_YOUR TASK_. Search the records below for the word "frac" and show every line where it occurs.

_STORED RECORDS_.

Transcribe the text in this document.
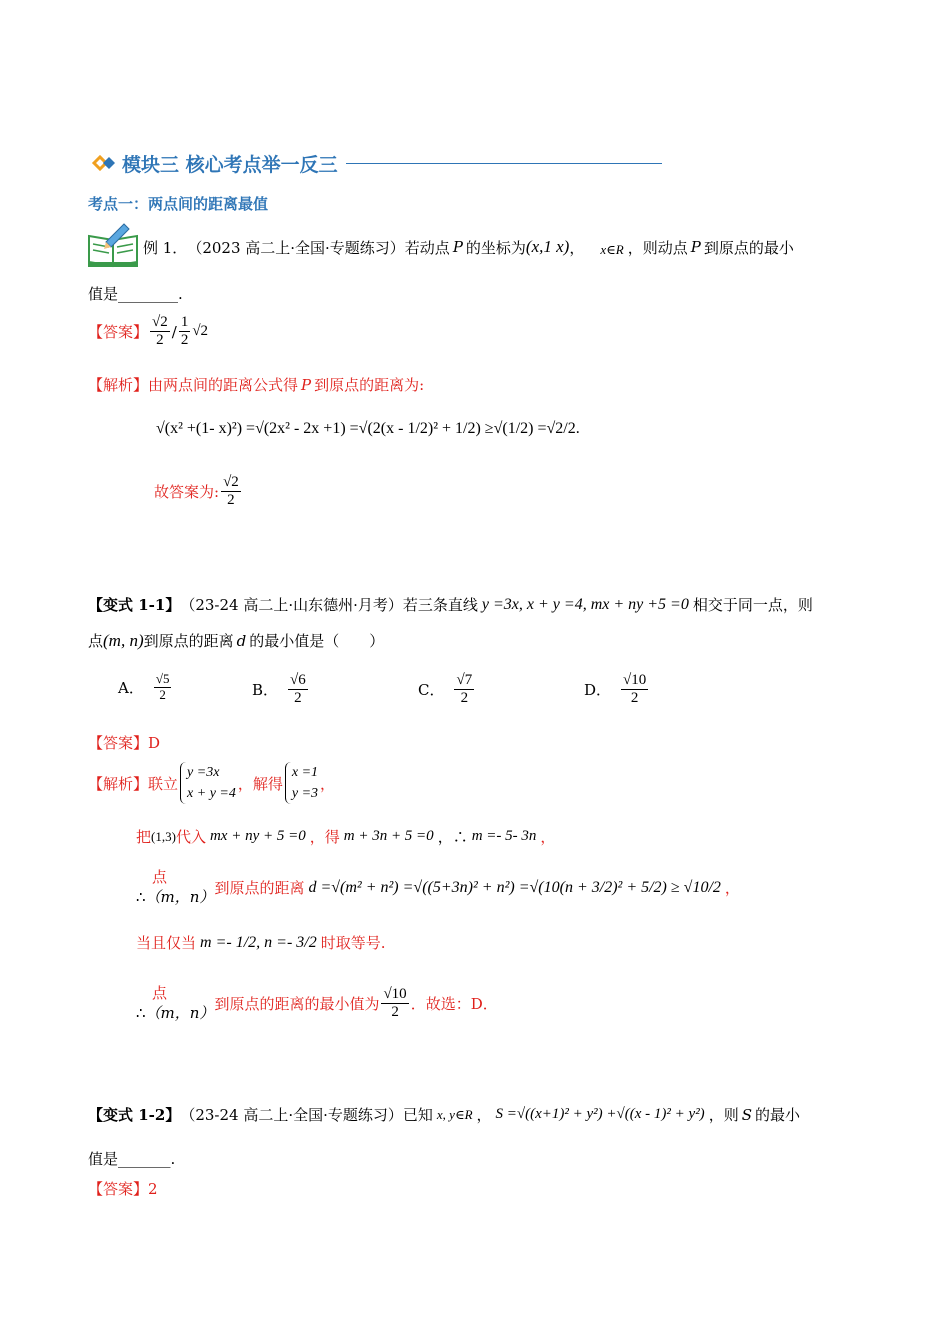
模块三 核心考点举一反三
考点一：两点间的距离最值
例 1． （2023 高二上·全国·专题练习） 若动点 P 的坐标为 (x,1 x) ， x∈R ，则动点 P 到原点的最小
值是________.
【答案】 $\frac{√2}{2} / \frac{1}{2} √2$
【解析】由两点间的距离公式得 P 到原点的距离为:
√(x² +(1- x)²) =√(2x² - 2x +1) =√(2(x - 1/2)² + 1/2) ≥√(1/2) =√2/2.
故答案为: $\frac{√2}{2}$
【变式 1-1】 （23-24 高二上·山东德州·月考） 若三条直线 y =3x, x + y =4, mx + ny +5 =0 相交于同一点，则
点 (m, n) 到原点的距离 d 的最小值是（　　）
A． $\frac{√5}{2}$	B． $\frac{√6}{2}$	C． $\frac{√7}{2}$	D． $\frac{√10}{2}$
【答案】D
【解析】 联立
y =3x
x + y =4
，解得
x =1
y =3
，
把 (1,3) 代入 mx + ny + 5 =0 ，得 m + 3n + 5 =0 ，∴ m =- 5- 3n ，
点
∴（m，n） 到原点的距离 d =√(m² + n²) =√((5+3n)² + n²) =√(10(n + 3/2)² + 5/2) ≥ √10/2 ，
当且仅当 m =- 1/2, n =- 3/2 时取等号.
点
∴（m，n） 到原点的距离的最小值为 $\frac{√10}{2}$ ．故选：D．
【变式 1-2】 （23-24 高二上·全国·专题练习） 已知 x, y∈R ， S =√((x+1)² + y²) +√((x - 1)² + y²) ，则 S 的最小
值是_______.
【答案】2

_RESULT BELOW_.
【答案】 $\frac{√2}{2} / \frac{1}{2} √2$
故答案为: $\frac{√2}{2}$
A． $\frac{√5}{2}$	B． $\frac{√6}{2}$	C． $\frac{√7}{2}$	D． $\frac{√10}{2}$
∴（m，n） 到原点的距离的最小值为 $\frac{√10}{2}$ ．故选：D．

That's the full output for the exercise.